> [THE PROBLEM]:
Output the entries verbatim, including every line.

((

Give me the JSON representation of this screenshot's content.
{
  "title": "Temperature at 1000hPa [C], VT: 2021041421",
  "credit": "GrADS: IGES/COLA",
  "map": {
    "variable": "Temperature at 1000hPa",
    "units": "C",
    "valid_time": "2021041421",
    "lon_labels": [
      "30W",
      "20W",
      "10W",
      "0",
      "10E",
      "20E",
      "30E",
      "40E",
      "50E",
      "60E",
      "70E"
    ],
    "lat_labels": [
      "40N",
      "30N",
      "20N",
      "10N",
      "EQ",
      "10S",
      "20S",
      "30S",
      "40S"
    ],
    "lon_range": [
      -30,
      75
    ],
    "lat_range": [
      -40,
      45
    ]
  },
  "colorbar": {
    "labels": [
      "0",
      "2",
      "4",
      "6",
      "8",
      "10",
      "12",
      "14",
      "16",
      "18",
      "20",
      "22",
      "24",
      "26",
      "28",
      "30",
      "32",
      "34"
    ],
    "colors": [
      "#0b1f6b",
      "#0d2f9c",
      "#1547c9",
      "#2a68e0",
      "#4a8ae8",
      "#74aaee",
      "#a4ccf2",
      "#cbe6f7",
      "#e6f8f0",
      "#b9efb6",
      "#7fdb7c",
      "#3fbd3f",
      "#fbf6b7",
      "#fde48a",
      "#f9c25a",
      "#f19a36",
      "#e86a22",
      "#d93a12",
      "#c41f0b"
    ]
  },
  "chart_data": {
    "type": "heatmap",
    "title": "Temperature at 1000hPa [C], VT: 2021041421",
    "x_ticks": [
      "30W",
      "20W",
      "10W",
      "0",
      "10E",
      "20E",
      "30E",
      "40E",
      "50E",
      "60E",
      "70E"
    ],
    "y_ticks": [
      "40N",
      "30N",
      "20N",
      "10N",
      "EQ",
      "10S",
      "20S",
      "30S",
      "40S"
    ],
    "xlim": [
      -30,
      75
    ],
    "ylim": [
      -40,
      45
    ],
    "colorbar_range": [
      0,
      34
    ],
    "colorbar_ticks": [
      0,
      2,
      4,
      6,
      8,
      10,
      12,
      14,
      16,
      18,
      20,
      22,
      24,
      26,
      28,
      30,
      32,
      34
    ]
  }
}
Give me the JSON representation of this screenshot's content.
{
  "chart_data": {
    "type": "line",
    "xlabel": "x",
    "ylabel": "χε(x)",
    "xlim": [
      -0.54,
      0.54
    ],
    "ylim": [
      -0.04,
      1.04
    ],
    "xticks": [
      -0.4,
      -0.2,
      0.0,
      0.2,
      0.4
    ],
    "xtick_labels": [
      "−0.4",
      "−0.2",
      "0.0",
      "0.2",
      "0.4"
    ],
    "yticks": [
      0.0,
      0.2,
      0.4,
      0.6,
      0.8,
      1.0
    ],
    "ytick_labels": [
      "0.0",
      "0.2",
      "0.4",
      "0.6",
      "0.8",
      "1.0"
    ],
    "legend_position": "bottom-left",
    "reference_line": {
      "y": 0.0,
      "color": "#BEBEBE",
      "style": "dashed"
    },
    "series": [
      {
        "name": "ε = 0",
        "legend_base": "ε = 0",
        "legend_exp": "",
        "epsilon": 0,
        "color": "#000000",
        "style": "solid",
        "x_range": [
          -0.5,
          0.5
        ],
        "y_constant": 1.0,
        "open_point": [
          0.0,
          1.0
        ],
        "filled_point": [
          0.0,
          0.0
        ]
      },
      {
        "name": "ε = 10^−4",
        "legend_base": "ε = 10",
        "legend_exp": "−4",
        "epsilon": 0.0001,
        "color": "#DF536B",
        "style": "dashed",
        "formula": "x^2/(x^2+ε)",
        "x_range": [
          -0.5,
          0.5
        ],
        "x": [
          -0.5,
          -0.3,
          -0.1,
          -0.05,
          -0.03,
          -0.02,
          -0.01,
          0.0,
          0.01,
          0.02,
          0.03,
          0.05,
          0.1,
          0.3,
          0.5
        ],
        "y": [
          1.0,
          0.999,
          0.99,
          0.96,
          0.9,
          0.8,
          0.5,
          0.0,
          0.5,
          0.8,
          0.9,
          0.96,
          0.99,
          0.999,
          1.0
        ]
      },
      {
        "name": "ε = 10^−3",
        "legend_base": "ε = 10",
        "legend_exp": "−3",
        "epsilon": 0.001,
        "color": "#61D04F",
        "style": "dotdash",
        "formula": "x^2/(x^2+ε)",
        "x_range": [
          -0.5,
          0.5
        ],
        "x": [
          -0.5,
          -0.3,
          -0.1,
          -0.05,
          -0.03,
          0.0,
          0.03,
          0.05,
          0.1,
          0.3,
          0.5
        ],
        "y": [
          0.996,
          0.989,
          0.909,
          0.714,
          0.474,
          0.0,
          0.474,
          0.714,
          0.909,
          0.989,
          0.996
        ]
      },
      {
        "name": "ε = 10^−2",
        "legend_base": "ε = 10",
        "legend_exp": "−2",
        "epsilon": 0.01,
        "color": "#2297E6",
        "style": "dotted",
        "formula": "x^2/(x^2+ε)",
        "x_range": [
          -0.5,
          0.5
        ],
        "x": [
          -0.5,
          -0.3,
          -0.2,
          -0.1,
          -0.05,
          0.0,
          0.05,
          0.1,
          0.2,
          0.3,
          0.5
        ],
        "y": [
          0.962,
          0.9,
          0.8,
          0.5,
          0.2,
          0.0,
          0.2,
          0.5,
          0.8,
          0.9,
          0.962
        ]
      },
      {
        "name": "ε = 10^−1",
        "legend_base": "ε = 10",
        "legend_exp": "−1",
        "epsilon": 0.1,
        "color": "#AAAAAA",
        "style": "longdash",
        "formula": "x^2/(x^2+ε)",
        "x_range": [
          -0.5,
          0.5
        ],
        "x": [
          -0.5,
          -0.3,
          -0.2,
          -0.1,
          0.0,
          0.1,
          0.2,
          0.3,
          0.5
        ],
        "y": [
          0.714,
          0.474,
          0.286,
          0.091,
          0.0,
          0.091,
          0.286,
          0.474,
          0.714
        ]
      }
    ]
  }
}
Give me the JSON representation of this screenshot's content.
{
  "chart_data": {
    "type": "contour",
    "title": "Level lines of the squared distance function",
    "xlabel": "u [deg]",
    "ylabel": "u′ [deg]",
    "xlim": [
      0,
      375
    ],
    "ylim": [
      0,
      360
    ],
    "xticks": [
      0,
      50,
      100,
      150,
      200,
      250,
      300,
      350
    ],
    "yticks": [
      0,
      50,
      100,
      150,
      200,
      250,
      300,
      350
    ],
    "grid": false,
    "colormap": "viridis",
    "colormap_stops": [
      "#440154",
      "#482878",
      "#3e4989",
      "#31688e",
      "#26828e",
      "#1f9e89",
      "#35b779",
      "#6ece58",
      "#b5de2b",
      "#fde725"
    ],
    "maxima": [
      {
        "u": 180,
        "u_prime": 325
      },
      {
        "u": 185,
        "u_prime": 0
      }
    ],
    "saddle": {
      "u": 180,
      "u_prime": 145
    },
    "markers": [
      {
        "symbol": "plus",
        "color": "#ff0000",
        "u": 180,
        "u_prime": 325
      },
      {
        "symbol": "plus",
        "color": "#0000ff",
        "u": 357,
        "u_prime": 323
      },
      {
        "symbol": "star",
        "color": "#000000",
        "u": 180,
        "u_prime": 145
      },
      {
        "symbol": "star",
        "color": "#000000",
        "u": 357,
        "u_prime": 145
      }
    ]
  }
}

))

> [ANSWER FOR THE TASK]:
Give me the JSON representation of this screenshot's content.
{
  "title": "Temperature at 1000hPa [C], VT: 2021041421",
  "credit": "GrADS: IGES/COLA",
  "map": {
    "variable": "Temperature at 1000hPa",
    "units": "C",
    "valid_time": "2021041421",
    "lon_labels": [
      "30W",
      "20W",
      "10W",
      "0",
      "10E",
      "20E",
      "30E",
      "40E",
      "50E",
      "60E",
      "70E"
    ],
    "lat_labels": [
      "40N",
      "30N",
      "20N",
      "10N",
      "EQ",
      "10S",
      "20S",
      "30S",
      "40S"
    ],
    "lon_range": [
      -30,
      75
    ],
    "lat_range": [
      -40,
      45
    ]
  },
  "colorbar": {
    "labels": [
      "0",
      "2",
      "4",
      "6",
      "8",
      "10",
      "12",
      "14",
      "16",
      "18",
      "20",
      "22",
      "24",
      "26",
      "28",
      "30",
      "32",
      "34"
    ],
    "colors": [
      "#0b1f6b",
      "#0d2f9c",
      "#1547c9",
      "#2a68e0",
      "#4a8ae8",
      "#74aaee",
      "#a4ccf2",
      "#cbe6f7",
      "#e6f8f0",
      "#b9efb6",
      "#7fdb7c",
      "#3fbd3f",
      "#fbf6b7",
      "#fde48a",
      "#f9c25a",
      "#f19a36",
      "#e86a22",
      "#d93a12",
      "#c41f0b"
    ]
  },
  "chart_data": {
    "type": "heatmap",
    "title": "Temperature at 1000hPa [C], VT: 2021041421",
    "x_ticks": [
      "30W",
      "20W",
      "10W",
      "0",
      "10E",
      "20E",
      "30E",
      "40E",
      "50E",
      "60E",
      "70E"
    ],
    "y_ticks": [
      "40N",
      "30N",
      "20N",
      "10N",
      "EQ",
      "10S",
      "20S",
      "30S",
      "40S"
    ],
    "xlim": [
      -30,
      75
    ],
    "ylim": [
      -40,
      45
    ],
    "colorbar_range": [
      0,
      34
    ],
    "colorbar_ticks": [
      0,
      2,
      4,
      6,
      8,
      10,
      12,
      14,
      16,
      18,
      20,
      22,
      24,
      26,
      28,
      30,
      32,
      34
    ]
  }
}
Give me the JSON representation of this screenshot's content.
{
  "chart_data": {
    "type": "line",
    "xlabel": "x",
    "ylabel": "χε(x)",
    "xlim": [
      -0.54,
      0.54
    ],
    "ylim": [
      -0.04,
      1.04
    ],
    "xticks": [
      -0.4,
      -0.2,
      0.0,
      0.2,
      0.4
    ],
    "xtick_labels": [
      "−0.4",
      "−0.2",
      "0.0",
      "0.2",
      "0.4"
    ],
    "yticks": [
      0.0,
      0.2,
      0.4,
      0.6,
      0.8,
      1.0
    ],
    "ytick_labels": [
      "0.0",
      "0.2",
      "0.4",
      "0.6",
      "0.8",
      "1.0"
    ],
    "legend_position": "bottom-left",
    "reference_line": {
      "y": 0.0,
      "color": "#BEBEBE",
      "style": "dashed"
    },
    "series": [
      {
        "name": "ε = 0",
        "legend_base": "ε = 0",
        "legend_exp": "",
        "epsilon": 0,
        "color": "#000000",
        "style": "solid",
        "x_range": [
          -0.5,
          0.5
        ],
        "y_constant": 1.0,
        "open_point": [
          0.0,
          1.0
        ],
        "filled_point": [
          0.0,
          0.0
        ]
      },
      {
        "name": "ε = 10^−4",
        "legend_base": "ε = 10",
        "legend_exp": "−4",
        "epsilon": 0.0001,
        "color": "#DF536B",
        "style": "dashed",
        "formula": "x^2/(x^2+ε)",
        "x_range": [
          -0.5,
          0.5
        ],
        "x": [
          -0.5,
          -0.3,
          -0.1,
          -0.05,
          -0.03,
          -0.02,
          -0.01,
          0.0,
          0.01,
          0.02,
          0.03,
          0.05,
          0.1,
          0.3,
          0.5
        ],
        "y": [
          1.0,
          0.999,
          0.99,
          0.96,
          0.9,
          0.8,
          0.5,
          0.0,
          0.5,
          0.8,
          0.9,
          0.96,
          0.99,
          0.999,
          1.0
        ]
      },
      {
        "name": "ε = 10^−3",
        "legend_base": "ε = 10",
        "legend_exp": "−3",
        "epsilon": 0.001,
        "color": "#61D04F",
        "style": "dotdash",
        "formula": "x^2/(x^2+ε)",
        "x_range": [
          -0.5,
          0.5
        ],
        "x": [
          -0.5,
          -0.3,
          -0.1,
          -0.05,
          -0.03,
          0.0,
          0.03,
          0.05,
          0.1,
          0.3,
          0.5
        ],
        "y": [
          0.996,
          0.989,
          0.909,
          0.714,
          0.474,
          0.0,
          0.474,
          0.714,
          0.909,
          0.989,
          0.996
        ]
      },
      {
        "name": "ε = 10^−2",
        "legend_base": "ε = 10",
        "legend_exp": "−2",
        "epsilon": 0.01,
        "color": "#2297E6",
        "style": "dotted",
        "formula": "x^2/(x^2+ε)",
        "x_range": [
          -0.5,
          0.5
        ],
        "x": [
          -0.5,
          -0.3,
          -0.2,
          -0.1,
          -0.05,
          0.0,
          0.05,
          0.1,
          0.2,
          0.3,
          0.5
        ],
        "y": [
          0.962,
          0.9,
          0.8,
          0.5,
          0.2,
          0.0,
          0.2,
          0.5,
          0.8,
          0.9,
          0.962
        ]
      },
      {
        "name": "ε = 10^−1",
        "legend_base": "ε = 10",
        "legend_exp": "−1",
        "epsilon": 0.1,
        "color": "#AAAAAA",
        "style": "longdash",
        "formula": "x^2/(x^2+ε)",
        "x_range": [
          -0.5,
          0.5
        ],
        "x": [
          -0.5,
          -0.3,
          -0.2,
          -0.1,
          0.0,
          0.1,
          0.2,
          0.3,
          0.5
        ],
        "y": [
          0.714,
          0.474,
          0.286,
          0.091,
          0.0,
          0.091,
          0.286,
          0.474,
          0.714
        ]
      }
    ]
  }
}
Give me the JSON representation of this screenshot's content.
{
  "chart_data": {
    "type": "contour",
    "title": "Level lines of the squared distance function",
    "xlabel": "u [deg]",
    "ylabel": "u′ [deg]",
    "xlim": [
      0,
      375
    ],
    "ylim": [
      0,
      360
    ],
    "xticks": [
      0,
      50,
      100,
      150,
      200,
      250,
      300,
      350
    ],
    "yticks": [
      0,
      50,
      100,
      150,
      200,
      250,
      300,
      350
    ],
    "grid": false,
    "colormap": "viridis",
    "colormap_stops": [
      "#440154",
      "#482878",
      "#3e4989",
      "#31688e",
      "#26828e",
      "#1f9e89",
      "#35b779",
      "#6ece58",
      "#b5de2b",
      "#fde725"
    ],
    "maxima": [
      {
        "u": 180,
        "u_prime": 325
      },
      {
        "u": 185,
        "u_prime": 0
      }
    ],
    "saddle": {
      "u": 180,
      "u_prime": 145
    },
    "markers": [
      {
        "symbol": "plus",
        "color": "#ff0000",
        "u": 180,
        "u_prime": 325
      },
      {
        "symbol": "plus",
        "color": "#0000ff",
        "u": 357,
        "u_prime": 323
      },
      {
        "symbol": "star",
        "color": "#000000",
        "u": 180,
        "u_prime": 145
      },
      {
        "symbol": "star",
        "color": "#000000",
        "u": 357,
        "u_prime": 145
      }
    ]
  }
}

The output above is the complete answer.